GIVEN TASK: Go through each line of the records below and count those with the word "this". Give only the count.
━━━ SOURCE MATERIAL ━━━
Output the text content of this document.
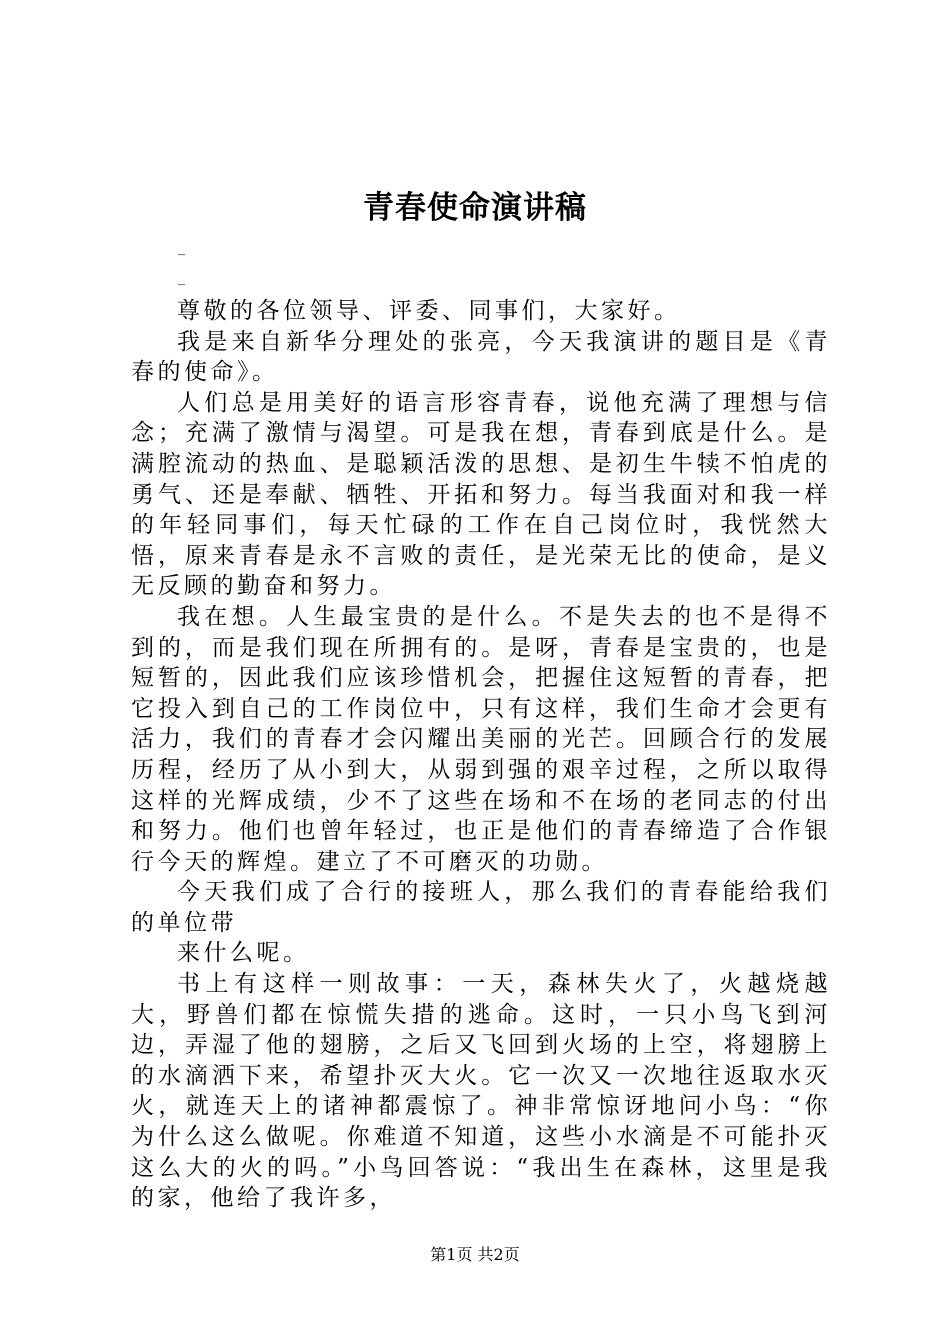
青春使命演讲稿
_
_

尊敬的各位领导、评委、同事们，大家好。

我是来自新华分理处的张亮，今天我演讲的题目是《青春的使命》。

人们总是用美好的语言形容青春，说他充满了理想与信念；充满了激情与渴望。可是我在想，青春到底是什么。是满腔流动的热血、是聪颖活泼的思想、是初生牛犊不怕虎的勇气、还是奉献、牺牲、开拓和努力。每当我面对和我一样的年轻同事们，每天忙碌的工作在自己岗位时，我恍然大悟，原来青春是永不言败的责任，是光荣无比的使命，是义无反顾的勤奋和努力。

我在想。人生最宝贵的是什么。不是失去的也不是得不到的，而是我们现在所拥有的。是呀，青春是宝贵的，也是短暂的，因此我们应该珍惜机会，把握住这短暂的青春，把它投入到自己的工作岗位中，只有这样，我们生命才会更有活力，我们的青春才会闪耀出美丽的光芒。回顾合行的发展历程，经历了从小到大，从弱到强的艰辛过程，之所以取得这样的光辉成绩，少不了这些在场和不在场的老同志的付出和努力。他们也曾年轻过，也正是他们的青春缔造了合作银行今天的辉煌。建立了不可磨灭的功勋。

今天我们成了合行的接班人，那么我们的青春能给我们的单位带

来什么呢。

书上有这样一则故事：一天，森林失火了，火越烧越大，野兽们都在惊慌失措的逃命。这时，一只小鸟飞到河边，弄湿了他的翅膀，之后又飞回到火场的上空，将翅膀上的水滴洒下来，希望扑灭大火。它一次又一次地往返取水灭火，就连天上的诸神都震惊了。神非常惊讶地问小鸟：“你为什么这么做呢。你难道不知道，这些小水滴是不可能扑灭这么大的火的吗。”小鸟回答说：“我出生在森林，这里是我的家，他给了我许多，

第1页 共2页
━━━
━━━ SOURCE MATERIAL ━━━
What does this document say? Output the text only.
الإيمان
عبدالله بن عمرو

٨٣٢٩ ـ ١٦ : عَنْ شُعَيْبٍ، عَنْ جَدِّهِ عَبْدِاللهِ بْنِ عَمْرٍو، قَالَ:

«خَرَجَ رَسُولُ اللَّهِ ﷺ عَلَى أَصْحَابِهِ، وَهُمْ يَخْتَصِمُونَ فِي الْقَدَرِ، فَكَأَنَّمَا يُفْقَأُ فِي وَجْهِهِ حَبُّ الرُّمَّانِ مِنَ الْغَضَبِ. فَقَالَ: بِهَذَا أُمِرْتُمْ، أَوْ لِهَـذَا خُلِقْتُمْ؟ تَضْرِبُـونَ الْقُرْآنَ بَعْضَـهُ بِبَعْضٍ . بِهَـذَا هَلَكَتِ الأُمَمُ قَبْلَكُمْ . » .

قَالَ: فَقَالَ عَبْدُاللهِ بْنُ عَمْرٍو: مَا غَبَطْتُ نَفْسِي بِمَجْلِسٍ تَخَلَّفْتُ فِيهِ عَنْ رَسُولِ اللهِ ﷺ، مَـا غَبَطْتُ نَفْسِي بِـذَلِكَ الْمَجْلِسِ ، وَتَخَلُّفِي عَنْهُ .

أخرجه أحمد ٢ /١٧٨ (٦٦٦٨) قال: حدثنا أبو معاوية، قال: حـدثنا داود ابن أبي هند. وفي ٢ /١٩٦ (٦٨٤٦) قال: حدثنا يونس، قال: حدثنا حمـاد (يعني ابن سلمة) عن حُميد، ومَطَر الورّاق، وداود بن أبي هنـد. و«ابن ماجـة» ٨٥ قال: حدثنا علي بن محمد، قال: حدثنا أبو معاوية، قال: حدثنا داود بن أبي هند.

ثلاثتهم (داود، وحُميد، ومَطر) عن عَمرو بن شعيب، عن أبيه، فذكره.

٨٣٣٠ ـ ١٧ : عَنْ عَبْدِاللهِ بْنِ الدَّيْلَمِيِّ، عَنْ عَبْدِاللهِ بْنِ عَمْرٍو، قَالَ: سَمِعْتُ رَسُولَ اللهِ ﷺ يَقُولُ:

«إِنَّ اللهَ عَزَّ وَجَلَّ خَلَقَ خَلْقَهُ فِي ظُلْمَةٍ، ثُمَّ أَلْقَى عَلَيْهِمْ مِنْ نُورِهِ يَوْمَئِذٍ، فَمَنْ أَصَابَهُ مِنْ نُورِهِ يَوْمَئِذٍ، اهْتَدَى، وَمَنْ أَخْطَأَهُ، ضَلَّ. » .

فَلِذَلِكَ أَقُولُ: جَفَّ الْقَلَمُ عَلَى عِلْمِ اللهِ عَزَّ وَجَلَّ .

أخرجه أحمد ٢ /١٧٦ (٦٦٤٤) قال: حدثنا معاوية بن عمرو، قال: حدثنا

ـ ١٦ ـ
━━━
━━━ SOURCE MATERIAL ━━━
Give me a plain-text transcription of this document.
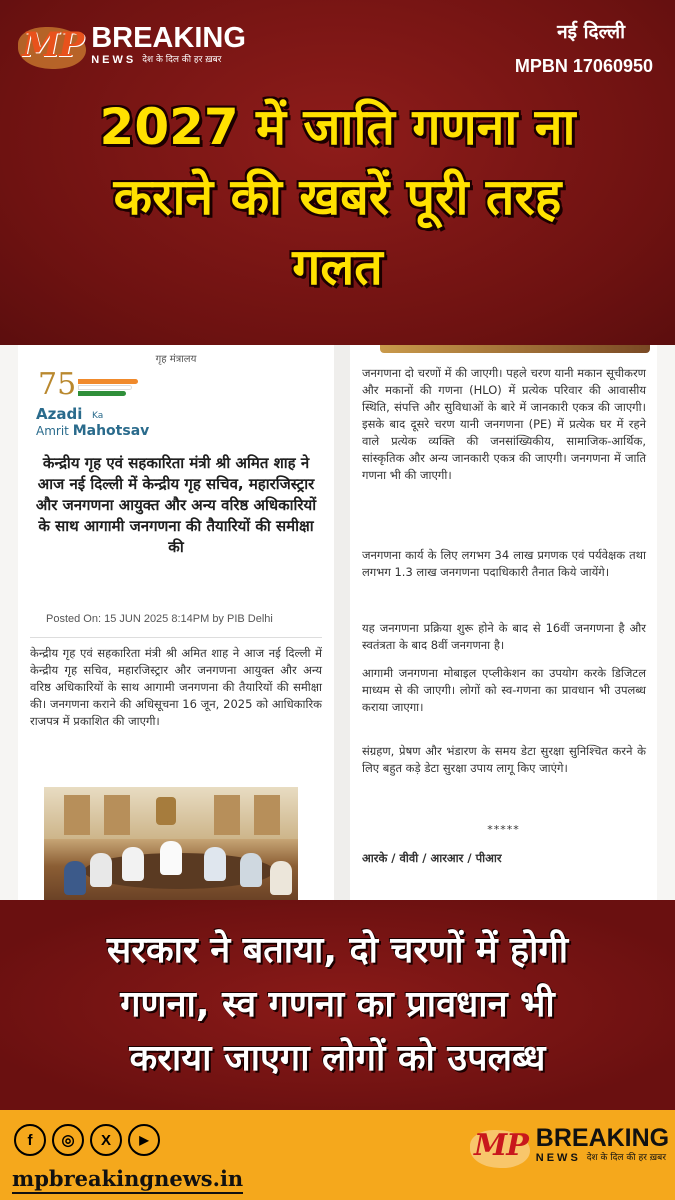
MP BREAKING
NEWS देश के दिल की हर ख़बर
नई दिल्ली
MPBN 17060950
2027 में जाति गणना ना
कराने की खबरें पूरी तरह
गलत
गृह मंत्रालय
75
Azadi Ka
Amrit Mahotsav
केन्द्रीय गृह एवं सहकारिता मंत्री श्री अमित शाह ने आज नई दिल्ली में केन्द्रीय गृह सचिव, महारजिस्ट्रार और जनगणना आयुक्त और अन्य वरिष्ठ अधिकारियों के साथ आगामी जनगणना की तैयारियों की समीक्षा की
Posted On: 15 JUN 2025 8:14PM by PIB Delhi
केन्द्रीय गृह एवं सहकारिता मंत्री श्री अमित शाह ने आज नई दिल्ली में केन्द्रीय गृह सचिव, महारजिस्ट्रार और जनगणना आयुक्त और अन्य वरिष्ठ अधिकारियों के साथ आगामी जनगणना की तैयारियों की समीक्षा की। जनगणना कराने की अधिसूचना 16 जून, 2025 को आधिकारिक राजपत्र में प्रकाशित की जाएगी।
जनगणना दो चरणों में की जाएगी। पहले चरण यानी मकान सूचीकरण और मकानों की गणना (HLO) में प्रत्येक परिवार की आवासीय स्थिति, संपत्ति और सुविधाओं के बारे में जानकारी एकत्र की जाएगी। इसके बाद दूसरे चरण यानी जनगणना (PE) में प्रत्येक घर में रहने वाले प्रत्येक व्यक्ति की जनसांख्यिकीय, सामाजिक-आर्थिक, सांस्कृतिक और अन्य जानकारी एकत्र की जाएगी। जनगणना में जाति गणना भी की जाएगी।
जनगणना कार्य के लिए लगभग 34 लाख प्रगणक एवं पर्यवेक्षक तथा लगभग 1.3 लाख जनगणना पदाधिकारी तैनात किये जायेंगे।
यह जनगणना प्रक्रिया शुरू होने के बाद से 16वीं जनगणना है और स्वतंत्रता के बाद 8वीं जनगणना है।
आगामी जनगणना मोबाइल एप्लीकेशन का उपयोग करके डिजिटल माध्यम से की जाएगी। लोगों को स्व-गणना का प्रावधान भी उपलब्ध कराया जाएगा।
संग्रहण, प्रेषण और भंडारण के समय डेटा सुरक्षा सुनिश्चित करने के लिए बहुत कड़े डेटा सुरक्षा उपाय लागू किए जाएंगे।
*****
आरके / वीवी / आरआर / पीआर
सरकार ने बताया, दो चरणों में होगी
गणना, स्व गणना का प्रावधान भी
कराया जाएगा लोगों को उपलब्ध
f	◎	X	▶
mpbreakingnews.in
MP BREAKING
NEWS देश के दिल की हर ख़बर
━━━
FULL ANSWER: 3